WORK TO COMPLETE: Give all the lines below again, exactly, with no pictures.

═════ DATASET EXTRACT ═════

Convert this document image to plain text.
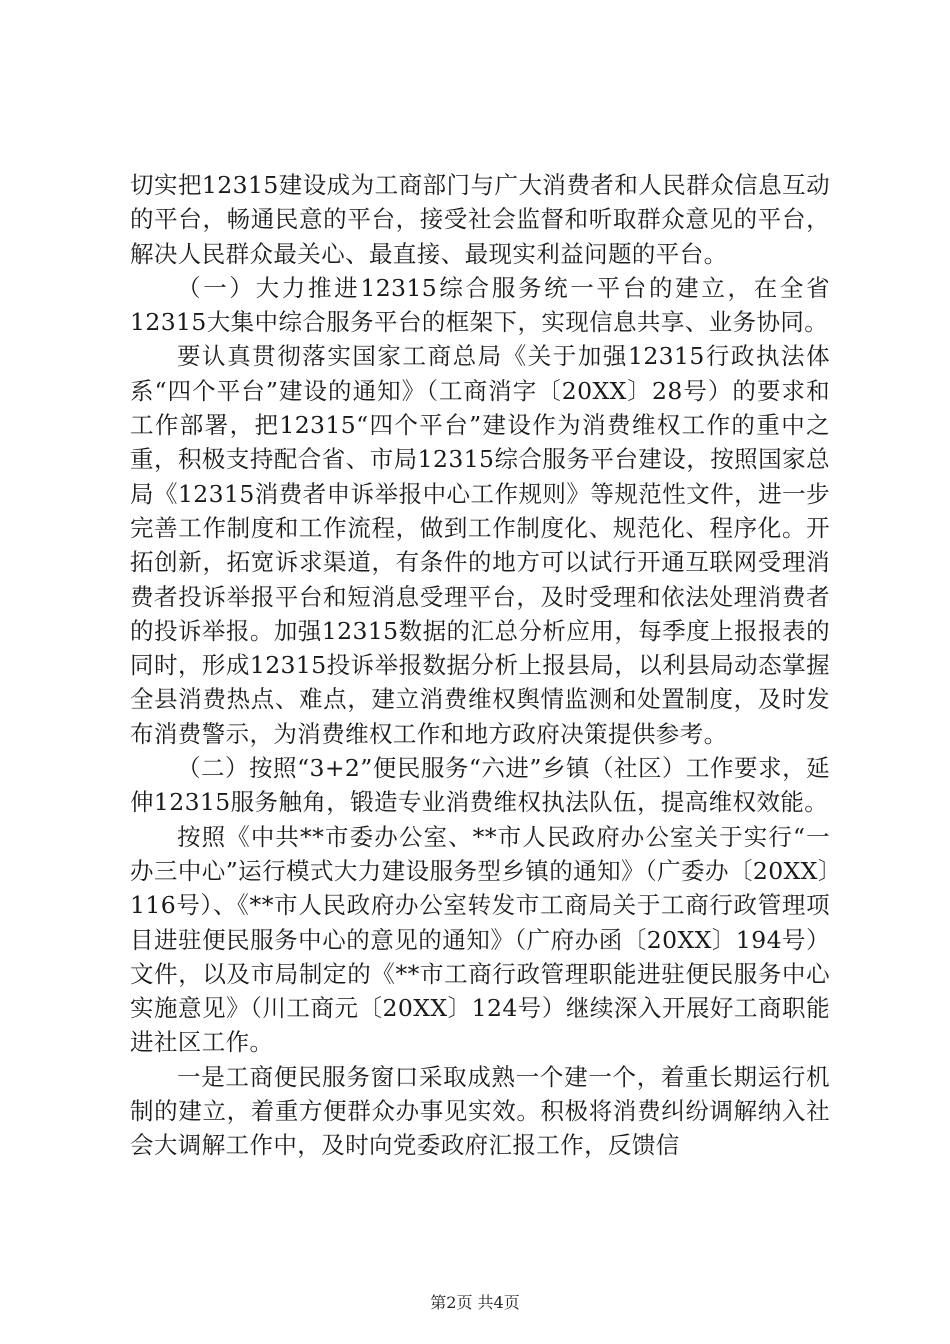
切实把12315建设成为工商部门与广大消费者和人民群众信息互动的平台，畅通民意的平台，接受社会监督和听取群众意见的平台，解决人民群众最关心、最直接、最现实利益问题的平台。

（一）大力推进12315综合服务统一平台的建立，在全省12315大集中综合服务平台的框架下，实现信息共享、业务协同。

要认真贯彻落实国家工商总局《关于加强12315行政执法体系“四个平台”建设的通知》（工商消字〔20XX〕28号）的要求和工作部署，把12315“四个平台”建设作为消费维权工作的重中之重，积极支持配合省、市局12315综合服务平台建设，按照国家总局《12315消费者申诉举报中心工作规则》等规范性文件，进一步完善工作制度和工作流程，做到工作制度化、规范化、程序化。开拓创新，拓宽诉求渠道，有条件的地方可以试行开通互联网受理消费者投诉举报平台和短消息受理平台，及时受理和依法处理消费者的投诉举报。加强12315数据的汇总分析应用，每季度上报报表的同时，形成12315投诉举报数据分析上报县局，以利县局动态掌握全县消费热点、难点，建立消费维权舆情监测和处置制度，及时发布消费警示，为消费维权工作和地方政府决策提供参考。

（二）按照“3+2”便民服务“六进”乡镇（社区）工作要求，延伸12315服务触角，锻造专业消费维权执法队伍，提高维权效能。

按照《中共**市委办公室、**市人民政府办公室关于实行“一办三中心”运行模式大力建设服务型乡镇的通知》（广委办〔20XX〕116号）、《**市人民政府办公室转发市工商局关于工商行政管理项目进驻便民服务中心的意见的通知》（广府办函〔20XX〕194号）文件，以及市局制定的《**市工商行政管理职能进驻便民服务中心实施意见》（川工商元〔20XX〕124号）继续深入开展好工商职能进社区工作。

一是工商便民服务窗口采取成熟一个建一个，着重长期运行机制的建立，着重方便群众办事见实效。积极将消费纠纷调解纳入社会大调解工作中，及时向党委政府汇报工作，反馈信

第2页 共4页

═════

TASK SOLUTION:
Convert this document image to plain text.
切实把12315建设成为工商部门与广大消费者和人民群众信息互动的平台，畅通民意的平台，接受社会监督和听取群众意见的平台，解决人民群众最关心、最直接、最现实利益问题的平台。

（一）大力推进12315综合服务统一平台的建立，在全省12315大集中综合服务平台的框架下，实现信息共享、业务协同。

要认真贯彻落实国家工商总局《关于加强12315行政执法体系“四个平台”建设的通知》（工商消字〔20XX〕28号）的要求和工作部署，把12315“四个平台”建设作为消费维权工作的重中之重，积极支持配合省、市局12315综合服务平台建设，按照国家总局《12315消费者申诉举报中心工作规则》等规范性文件，进一步完善工作制度和工作流程，做到工作制度化、规范化、程序化。开拓创新，拓宽诉求渠道，有条件的地方可以试行开通互联网受理消费者投诉举报平台和短消息受理平台，及时受理和依法处理消费者的投诉举报。加强12315数据的汇总分析应用，每季度上报报表的同时，形成12315投诉举报数据分析上报县局，以利县局动态掌握全县消费热点、难点，建立消费维权舆情监测和处置制度，及时发布消费警示，为消费维权工作和地方政府决策提供参考。

（二）按照“3+2”便民服务“六进”乡镇（社区）工作要求，延伸12315服务触角，锻造专业消费维权执法队伍，提高维权效能。

按照《中共**市委办公室、**市人民政府办公室关于实行“一办三中心”运行模式大力建设服务型乡镇的通知》（广委办〔20XX〕116号）、《**市人民政府办公室转发市工商局关于工商行政管理项目进驻便民服务中心的意见的通知》（广府办函〔20XX〕194号）文件，以及市局制定的《**市工商行政管理职能进驻便民服务中心实施意见》（川工商元〔20XX〕124号）继续深入开展好工商职能进社区工作。

一是工商便民服务窗口采取成熟一个建一个，着重长期运行机制的建立，着重方便群众办事见实效。积极将消费纠纷调解纳入社会大调解工作中，及时向党委政府汇报工作，反馈信

第2页 共4页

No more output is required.